Set exercise
Pick out each line containing the string "name" and copy it.
## BEGIN Data
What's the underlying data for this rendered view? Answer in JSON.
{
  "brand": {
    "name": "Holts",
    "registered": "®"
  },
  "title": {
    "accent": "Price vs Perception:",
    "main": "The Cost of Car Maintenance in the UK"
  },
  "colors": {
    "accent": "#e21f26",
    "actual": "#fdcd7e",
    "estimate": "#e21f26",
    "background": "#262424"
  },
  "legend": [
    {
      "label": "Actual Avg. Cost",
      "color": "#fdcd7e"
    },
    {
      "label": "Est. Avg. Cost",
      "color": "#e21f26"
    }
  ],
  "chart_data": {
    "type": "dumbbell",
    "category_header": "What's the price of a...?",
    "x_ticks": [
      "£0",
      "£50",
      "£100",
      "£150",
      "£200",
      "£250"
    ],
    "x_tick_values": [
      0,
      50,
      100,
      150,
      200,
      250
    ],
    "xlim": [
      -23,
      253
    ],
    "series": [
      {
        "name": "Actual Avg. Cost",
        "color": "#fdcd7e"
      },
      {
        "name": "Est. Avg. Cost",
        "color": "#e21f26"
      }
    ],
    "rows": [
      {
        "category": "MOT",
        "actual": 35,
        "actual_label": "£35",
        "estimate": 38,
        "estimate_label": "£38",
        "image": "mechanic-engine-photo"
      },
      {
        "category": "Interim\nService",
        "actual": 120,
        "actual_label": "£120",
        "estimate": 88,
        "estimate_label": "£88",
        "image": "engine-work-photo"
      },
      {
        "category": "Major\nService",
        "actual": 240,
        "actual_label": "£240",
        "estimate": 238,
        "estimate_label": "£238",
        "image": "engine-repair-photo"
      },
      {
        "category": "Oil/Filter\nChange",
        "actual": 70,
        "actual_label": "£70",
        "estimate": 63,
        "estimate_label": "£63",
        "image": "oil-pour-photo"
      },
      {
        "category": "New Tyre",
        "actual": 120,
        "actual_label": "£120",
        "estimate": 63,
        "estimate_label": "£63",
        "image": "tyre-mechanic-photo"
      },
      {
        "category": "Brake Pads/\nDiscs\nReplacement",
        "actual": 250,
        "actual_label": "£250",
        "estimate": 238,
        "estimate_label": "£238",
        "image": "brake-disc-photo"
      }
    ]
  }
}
## END Data
Answer to this problem
    "name": "Holts",
        "name": "Actual Avg. Cost",
        "name": "Est. Avg. Cost",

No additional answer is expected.